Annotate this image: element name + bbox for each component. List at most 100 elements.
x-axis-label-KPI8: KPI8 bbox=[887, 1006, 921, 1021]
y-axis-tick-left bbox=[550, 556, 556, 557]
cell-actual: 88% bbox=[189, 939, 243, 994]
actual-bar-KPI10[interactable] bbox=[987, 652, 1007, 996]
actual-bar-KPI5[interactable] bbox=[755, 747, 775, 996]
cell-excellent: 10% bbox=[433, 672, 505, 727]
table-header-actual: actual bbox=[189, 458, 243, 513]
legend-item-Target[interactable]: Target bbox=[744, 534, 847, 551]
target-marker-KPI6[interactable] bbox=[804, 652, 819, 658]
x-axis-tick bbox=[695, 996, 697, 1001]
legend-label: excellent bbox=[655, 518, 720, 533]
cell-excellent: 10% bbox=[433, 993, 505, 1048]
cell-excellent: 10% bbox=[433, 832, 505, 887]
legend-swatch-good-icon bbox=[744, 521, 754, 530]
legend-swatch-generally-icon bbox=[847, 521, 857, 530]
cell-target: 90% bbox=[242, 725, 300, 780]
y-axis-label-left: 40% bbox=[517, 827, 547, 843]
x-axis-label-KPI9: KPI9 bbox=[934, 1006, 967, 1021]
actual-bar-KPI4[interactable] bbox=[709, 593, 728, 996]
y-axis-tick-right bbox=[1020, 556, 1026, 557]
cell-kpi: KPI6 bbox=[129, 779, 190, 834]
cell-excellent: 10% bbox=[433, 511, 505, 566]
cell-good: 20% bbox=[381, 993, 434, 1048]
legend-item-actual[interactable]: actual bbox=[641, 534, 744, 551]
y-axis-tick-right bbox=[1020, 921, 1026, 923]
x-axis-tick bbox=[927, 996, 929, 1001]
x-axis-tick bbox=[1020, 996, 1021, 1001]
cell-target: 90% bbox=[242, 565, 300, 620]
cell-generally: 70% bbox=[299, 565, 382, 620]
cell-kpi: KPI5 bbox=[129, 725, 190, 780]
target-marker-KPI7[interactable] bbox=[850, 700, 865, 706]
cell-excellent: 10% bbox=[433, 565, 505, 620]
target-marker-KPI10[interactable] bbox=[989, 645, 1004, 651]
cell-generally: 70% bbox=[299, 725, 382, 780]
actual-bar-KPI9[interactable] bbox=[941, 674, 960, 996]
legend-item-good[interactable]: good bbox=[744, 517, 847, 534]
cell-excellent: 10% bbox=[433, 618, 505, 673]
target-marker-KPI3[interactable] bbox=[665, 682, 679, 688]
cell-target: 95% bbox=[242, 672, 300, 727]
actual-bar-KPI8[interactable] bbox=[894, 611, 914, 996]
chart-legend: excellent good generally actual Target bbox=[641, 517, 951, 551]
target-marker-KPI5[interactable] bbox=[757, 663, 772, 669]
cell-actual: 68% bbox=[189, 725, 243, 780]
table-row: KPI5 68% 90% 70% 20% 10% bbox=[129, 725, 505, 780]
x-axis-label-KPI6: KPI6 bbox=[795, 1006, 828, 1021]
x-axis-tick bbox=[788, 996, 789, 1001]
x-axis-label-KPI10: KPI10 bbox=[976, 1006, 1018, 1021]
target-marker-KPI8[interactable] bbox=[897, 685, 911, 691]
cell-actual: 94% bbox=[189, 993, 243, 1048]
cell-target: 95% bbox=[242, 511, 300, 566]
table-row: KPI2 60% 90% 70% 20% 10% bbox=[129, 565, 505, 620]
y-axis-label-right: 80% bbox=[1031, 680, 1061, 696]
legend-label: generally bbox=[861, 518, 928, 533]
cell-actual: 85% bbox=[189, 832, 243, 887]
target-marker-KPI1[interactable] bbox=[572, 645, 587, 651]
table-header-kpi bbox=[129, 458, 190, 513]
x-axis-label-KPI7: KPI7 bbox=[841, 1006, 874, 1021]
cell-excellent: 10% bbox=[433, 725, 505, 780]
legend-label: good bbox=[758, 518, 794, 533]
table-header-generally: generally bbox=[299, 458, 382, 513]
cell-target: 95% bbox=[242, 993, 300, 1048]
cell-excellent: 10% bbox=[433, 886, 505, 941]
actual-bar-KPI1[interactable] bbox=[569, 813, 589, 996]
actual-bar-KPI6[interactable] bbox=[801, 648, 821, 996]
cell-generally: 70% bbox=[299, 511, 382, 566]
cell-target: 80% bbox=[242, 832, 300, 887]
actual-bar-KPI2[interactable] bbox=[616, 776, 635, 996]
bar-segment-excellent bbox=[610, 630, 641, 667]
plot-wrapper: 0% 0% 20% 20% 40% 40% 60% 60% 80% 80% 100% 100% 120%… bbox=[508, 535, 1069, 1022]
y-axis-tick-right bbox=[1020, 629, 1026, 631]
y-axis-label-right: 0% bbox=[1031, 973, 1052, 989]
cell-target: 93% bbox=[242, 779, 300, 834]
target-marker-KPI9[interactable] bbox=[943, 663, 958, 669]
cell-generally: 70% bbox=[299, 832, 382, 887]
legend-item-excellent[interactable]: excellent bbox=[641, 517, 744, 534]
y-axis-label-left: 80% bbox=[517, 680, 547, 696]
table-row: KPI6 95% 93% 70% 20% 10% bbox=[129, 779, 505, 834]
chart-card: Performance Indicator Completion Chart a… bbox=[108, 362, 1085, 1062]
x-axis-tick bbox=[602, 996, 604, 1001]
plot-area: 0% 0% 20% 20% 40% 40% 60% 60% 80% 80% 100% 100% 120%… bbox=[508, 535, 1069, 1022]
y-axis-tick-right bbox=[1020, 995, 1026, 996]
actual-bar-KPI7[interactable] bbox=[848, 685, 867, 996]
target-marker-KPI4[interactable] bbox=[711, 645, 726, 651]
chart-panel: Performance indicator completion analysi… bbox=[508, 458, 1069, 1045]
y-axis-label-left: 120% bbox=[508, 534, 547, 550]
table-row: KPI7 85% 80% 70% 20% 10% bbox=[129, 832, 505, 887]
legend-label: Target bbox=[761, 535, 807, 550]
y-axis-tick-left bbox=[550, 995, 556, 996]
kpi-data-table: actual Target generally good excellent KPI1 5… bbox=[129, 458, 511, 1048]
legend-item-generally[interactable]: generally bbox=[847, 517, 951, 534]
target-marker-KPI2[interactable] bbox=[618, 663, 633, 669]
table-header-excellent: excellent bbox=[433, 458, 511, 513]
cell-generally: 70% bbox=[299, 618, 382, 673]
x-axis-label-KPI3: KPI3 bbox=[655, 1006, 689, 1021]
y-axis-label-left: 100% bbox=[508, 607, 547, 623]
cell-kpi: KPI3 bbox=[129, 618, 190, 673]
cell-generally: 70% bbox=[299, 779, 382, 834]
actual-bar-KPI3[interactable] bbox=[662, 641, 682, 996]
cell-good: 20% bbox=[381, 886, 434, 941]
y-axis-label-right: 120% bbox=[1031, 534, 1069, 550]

+===+

What you should do:
Rewrite every line of the records above as a JSON list of strings, with one string per line and any blank lines left out.

Solution to this exercise:
[
  "Annotate this image: element name + bbox for each component. List at most 100 elements.",
  "x-axis-label-KPI8: KPI8 bbox=[887, 1006, 921, 1021]",
  "y-axis-tick-left bbox=[550, 556, 556, 557]",
  "cell-actual: 88% bbox=[189, 939, 243, 994]",
  "actual-bar-KPI10[interactable] bbox=[987, 652, 1007, 996]",
  "actual-bar-KPI5[interactable] bbox=[755, 747, 775, 996]",
  "cell-excellent: 10% bbox=[433, 672, 505, 727]",
  "table-header-actual: actual bbox=[189, 458, 243, 513]",
  "legend-item-Target[interactable]: Target bbox=[744, 534, 847, 551]",
  "target-marker-KPI6[interactable] bbox=[804, 652, 819, 658]",
  "x-axis-tick bbox=[695, 996, 697, 1001]",
  "legend-label: excellent bbox=[655, 518, 720, 533]",
  "cell-excellent: 10% bbox=[433, 993, 505, 1048]",
  "cell-excellent: 10% bbox=[433, 832, 505, 887]",
  "legend-swatch-good-icon bbox=[744, 521, 754, 530]",
  "legend-swatch-generally-icon bbox=[847, 521, 857, 530]",
  "cell-target: 90% bbox=[242, 725, 300, 780]",
  "y-axis-label-left: 40% bbox=[517, 827, 547, 843]",
  "x-axis-label-KPI9: KPI9 bbox=[934, 1006, 967, 1021]",
  "actual-bar-KPI4[interactable] bbox=[709, 593, 728, 996]",
  "y-axis-tick-right bbox=[1020, 556, 1026, 557]",
  "cell-kpi: KPI6 bbox=[129, 779, 190, 834]",
  "cell-excellent: 10% bbox=[433, 511, 505, 566]",
  "cell-good: 20% bbox=[381, 993, 434, 1048]",
  "legend-item-actual[interactable]: actual bbox=[641, 534, 744, 551]",
  "y-axis-tick-right bbox=[1020, 921, 1026, 923]",
  "x-axis-tick bbox=[927, 996, 929, 1001]",
  "x-axis-tick bbox=[1020, 996, 1021, 1001]",
  "cell-target: 90% bbox=[242, 565, 300, 620]",
  "cell-generally: 70% bbox=[299, 565, 382, 620]",
  "cell-kpi: KPI5 bbox=[129, 725, 190, 780]",
  "target-marker-KPI7[interactable] bbox=[850, 700, 865, 706]",
  "cell-excellent: 10% bbox=[433, 565, 505, 620]",
  "target-marker-KPI10[interactable] bbox=[989, 645, 1004, 651]",
  "cell-generally: 70% bbox=[299, 725, 382, 780]",
  "actual-bar-KPI9[interactable] bbox=[941, 674, 960, 996]",
  "legend-item-good[interactable]: good bbox=[744, 517, 847, 534]",
  "cell-excellent: 10% bbox=[433, 618, 505, 673]",
  "target-marker-KPI3[interactable] bbox=[665, 682, 679, 688]",
  "cell-target: 95% bbox=[242, 672, 300, 727]",
  "actual-bar-KPI8[interactable] bbox=[894, 611, 914, 996]",
  "chart-legend: excellent good generally actual Target bbox=[641, 517, 951, 551]",
  "target-marker-KPI5[interactable] bbox=[757, 663, 772, 669]",
  "cell-actual: 68% bbox=[189, 725, 243, 780]",
  "table-row: KPI5 68% 90% 70% 20% 10% bbox=[129, 725, 505, 780]",
  "x-axis-label-KPI6: KPI6 bbox=[795, 1006, 828, 1021]",
  "x-axis-tick bbox=[788, 996, 789, 1001]",
  "x-axis-label-KPI10: KPI10 bbox=[976, 1006, 1018, 1021]",
  "target-marker-KPI8[interactable] bbox=[897, 685, 911, 691]",
  "cell-actual: 94% bbox=[189, 993, 243, 1048]",
  "cell-target: 95% bbox=[242, 511, 300, 566]",
  "table-row: KPI2 60% 90% 70% 20% 10% bbox=[129, 565, 505, 620]",
  "y-axis-label-right: 80% bbox=[1031, 680, 1061, 696]",
  "legend-label: generally bbox=[861, 518, 928, 533]",
  "cell-actual: 85% bbox=[189, 832, 243, 887]",
  "target-marker-KPI1[interactable] bbox=[572, 645, 587, 651]",
  "table-header-kpi bbox=[129, 458, 190, 513]",
  "x-axis-label-KPI7: KPI7 bbox=[841, 1006, 874, 1021]",
  "cell-excellent: 10% bbox=[433, 725, 505, 780]",
  "legend-label: good bbox=[758, 518, 794, 533]",
  "table-header-generally: generally bbox=[299, 458, 382, 513]",
  "cell-target: 95% bbox=[242, 993, 300, 1048]",
  "cell-excellent: 10% bbox=[433, 886, 505, 941]",
  "actual-bar-KPI1[interactable] bbox=[569, 813, 589, 996]",
  "actual-bar-KPI6[interactable] bbox=[801, 648, 821, 996]",
  "cell-generally: 70% bbox=[299, 511, 382, 566]",
  "cell-target: 80% bbox=[242, 832, 300, 887]",
  "actual-bar-KPI2[interactable] bbox=[616, 776, 635, 996]",
  "bar-segment-excellent bbox=[610, 630, 641, 667]",
  "plot-wrapper: 0% 0% 20% 20% 40% 40% 60% 60% 80% 80% 100% 100% 120%… bbox=[508, 535, 1069, 1022]",
  "y-axis-tick-right bbox=[1020, 629, 1026, 631]",
  "y-axis-label-right: 0% bbox=[1031, 973, 1052, 989]",
  "cell-target: 93% bbox=[242, 779, 300, 834]",
  "target-marker-KPI9[interactable] bbox=[943, 663, 958, 669]",
  "cell-generally: 70% bbox=[299, 832, 382, 887]",
  "legend-item-excellent[interactable]: excellent bbox=[641, 517, 744, 534]",
  "y-axis-label-left: 80% bbox=[517, 680, 547, 696]",
  "table-row: KPI6 95% 93% 70% 20% 10% bbox=[129, 779, 505, 834]",
  "chart-card: Performance Indicator Completion Chart a… bbox=[108, 362, 1085, 1062]",
  "x-axis-tick bbox=[602, 996, 604, 1001]",
  "plot-area: 0% 0% 20% 20% 40% 40% 60% 60% 80% 80% 100% 100% 120%… bbox=[508, 535, 1069, 1022]",
  "y-axis-tick-right bbox=[1020, 995, 1026, 996]",
  "actual-bar-KPI7[interactable] bbox=[848, 685, 867, 996]",
  "target-marker-KPI4[interactable] bbox=[711, 645, 726, 651]",
  "chart-panel: Performance indicator completion analysi… bbox=[508, 458, 1069, 1045]",
  "y-axis-label-left: 120% bbox=[508, 534, 547, 550]",
  "table-row: KPI7 85% 80% 70% 20% 10% bbox=[129, 832, 505, 887]",
  "legend-label: Target bbox=[761, 535, 807, 550]",
  "y-axis-tick-left bbox=[550, 995, 556, 996]",
  "kpi-data-table: actual Target generally good excellent KPI1 5… bbox=[129, 458, 511, 1048]",
  "legend-item-generally[interactable]: generally bbox=[847, 517, 951, 534]",
  "target-marker-KPI2[interactable] bbox=[618, 663, 633, 669]",
  "table-header-excellent: excellent bbox=[433, 458, 511, 513]",
  "cell-generally: 70% bbox=[299, 618, 382, 673]",
  "x-axis-label-KPI3: KPI3 bbox=[655, 1006, 689, 1021]",
  "y-axis-label-left: 100% bbox=[508, 607, 547, 623]",
  "cell-kpi: KPI3 bbox=[129, 618, 190, 673]",
  "cell-generally: 70% bbox=[299, 779, 382, 834]",
  "actual-bar-KPI3[interactable] bbox=[662, 641, 682, 996]",
  "cell-good: 20% bbox=[381, 886, 434, 941]",
  "y-axis-label-right: 120% bbox=[1031, 534, 1069, 550]"
]